— START Listing —
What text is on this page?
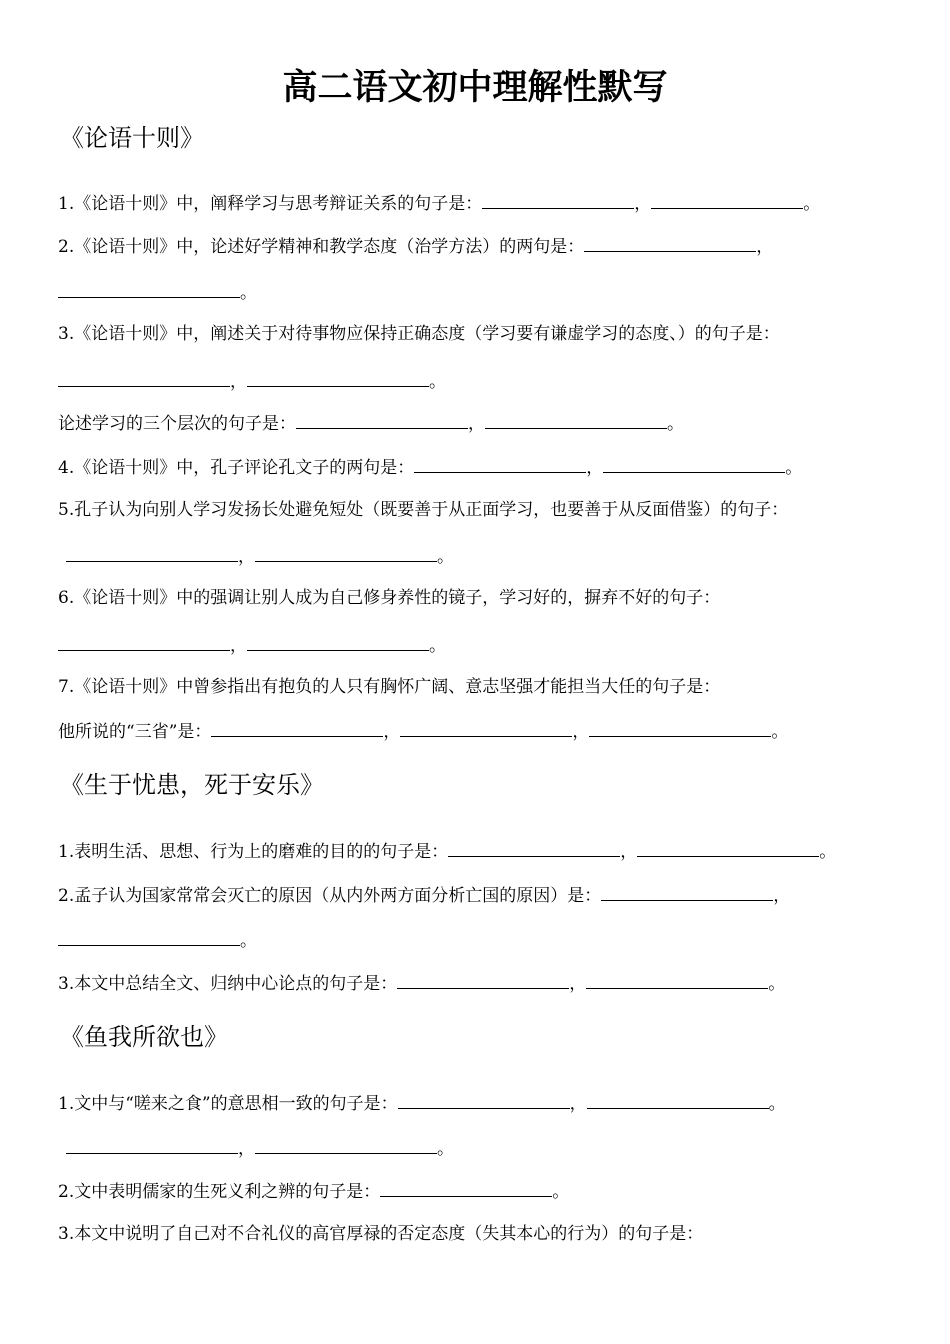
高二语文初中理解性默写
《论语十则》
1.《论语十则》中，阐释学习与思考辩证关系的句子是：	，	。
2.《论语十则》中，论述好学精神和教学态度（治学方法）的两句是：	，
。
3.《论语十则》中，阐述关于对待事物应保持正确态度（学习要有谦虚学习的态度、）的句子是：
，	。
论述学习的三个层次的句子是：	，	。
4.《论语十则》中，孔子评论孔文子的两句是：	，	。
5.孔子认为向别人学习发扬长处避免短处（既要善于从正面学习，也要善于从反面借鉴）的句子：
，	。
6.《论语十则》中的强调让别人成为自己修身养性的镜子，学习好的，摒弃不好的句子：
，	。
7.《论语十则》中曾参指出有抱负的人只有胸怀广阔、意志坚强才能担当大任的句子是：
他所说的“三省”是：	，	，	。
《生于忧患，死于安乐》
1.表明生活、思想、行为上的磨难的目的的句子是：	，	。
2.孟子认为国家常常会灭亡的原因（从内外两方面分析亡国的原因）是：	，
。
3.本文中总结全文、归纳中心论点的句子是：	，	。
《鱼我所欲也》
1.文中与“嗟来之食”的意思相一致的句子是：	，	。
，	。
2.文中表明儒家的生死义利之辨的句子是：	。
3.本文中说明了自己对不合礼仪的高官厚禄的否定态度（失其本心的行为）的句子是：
— END Listing —
— START Listing —
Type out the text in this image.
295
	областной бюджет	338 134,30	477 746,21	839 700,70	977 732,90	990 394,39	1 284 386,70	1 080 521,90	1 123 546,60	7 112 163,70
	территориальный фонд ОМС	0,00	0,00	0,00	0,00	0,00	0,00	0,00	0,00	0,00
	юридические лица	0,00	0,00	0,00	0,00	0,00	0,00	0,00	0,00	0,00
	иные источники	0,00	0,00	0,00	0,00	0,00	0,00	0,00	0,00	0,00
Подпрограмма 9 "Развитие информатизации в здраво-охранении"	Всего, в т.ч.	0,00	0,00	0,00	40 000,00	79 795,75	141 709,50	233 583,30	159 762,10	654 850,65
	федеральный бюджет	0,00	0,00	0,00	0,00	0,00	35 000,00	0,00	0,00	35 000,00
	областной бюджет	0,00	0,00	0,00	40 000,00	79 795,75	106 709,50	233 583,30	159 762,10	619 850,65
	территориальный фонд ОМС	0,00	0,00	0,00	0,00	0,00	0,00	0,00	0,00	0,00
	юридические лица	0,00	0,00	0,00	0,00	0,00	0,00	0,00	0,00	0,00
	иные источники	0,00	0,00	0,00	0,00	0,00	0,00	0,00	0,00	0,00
— END Listing —
— START Listing —
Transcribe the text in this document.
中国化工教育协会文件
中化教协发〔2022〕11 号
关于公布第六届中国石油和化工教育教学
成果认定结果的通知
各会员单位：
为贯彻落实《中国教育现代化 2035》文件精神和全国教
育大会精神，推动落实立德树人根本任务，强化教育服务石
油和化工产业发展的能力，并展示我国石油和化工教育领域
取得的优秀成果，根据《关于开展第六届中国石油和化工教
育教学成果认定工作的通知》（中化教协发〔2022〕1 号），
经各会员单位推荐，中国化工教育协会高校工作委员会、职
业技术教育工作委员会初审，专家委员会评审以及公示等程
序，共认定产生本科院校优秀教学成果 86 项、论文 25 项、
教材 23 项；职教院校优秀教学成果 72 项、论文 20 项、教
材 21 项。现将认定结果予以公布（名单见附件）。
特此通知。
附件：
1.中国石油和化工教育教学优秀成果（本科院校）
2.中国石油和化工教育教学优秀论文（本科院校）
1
— END Listing —
> What you have to do: Search the data for "this". Copy every line that has it.

> Answer below:
What text is on this page?
Type out the text in this image.
Transcribe the text in this document.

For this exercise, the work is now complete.